#### Written instruction
Here are some entries; quote each one exactly.

#### Data

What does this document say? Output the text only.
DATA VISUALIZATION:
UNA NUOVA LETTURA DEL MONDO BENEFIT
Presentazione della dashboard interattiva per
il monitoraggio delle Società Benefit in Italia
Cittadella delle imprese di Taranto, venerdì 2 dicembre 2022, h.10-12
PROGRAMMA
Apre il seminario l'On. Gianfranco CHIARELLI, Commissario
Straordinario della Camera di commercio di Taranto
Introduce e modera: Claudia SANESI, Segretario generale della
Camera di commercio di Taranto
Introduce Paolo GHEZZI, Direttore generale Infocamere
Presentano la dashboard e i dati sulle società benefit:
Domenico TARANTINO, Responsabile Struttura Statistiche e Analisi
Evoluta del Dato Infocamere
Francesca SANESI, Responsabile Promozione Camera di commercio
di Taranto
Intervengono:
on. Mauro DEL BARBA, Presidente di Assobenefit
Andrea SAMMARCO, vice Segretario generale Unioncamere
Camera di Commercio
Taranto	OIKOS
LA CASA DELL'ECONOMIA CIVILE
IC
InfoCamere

#### Worked answer
What does this document say? Output the text only.
DATA VISUALIZATION:
UNA NUOVA LETTURA DEL MONDO BENEFIT
Presentazione della dashboard interattiva per
il monitoraggio delle Società Benefit in Italia
Cittadella delle imprese di Taranto, venerdì 2 dicembre 2022, h.10-12
PROGRAMMA
Apre il seminario l'On. Gianfranco CHIARELLI, Commissario
Straordinario della Camera di commercio di Taranto
Introduce e modera: Claudia SANESI, Segretario generale della
Camera di commercio di Taranto
Introduce Paolo GHEZZI, Direttore generale Infocamere
Presentano la dashboard e i dati sulle società benefit:
Domenico TARANTINO, Responsabile Struttura Statistiche e Analisi
Evoluta del Dato Infocamere
Francesca SANESI, Responsabile Promozione Camera di commercio
di Taranto
Intervengono:
on. Mauro DEL BARBA, Presidente di Assobenefit
Andrea SAMMARCO, vice Segretario generale Unioncamere
Camera di Commercio
Taranto	OIKOS
LA CASA DELL'ECONOMIA CIVILE
IC
InfoCamere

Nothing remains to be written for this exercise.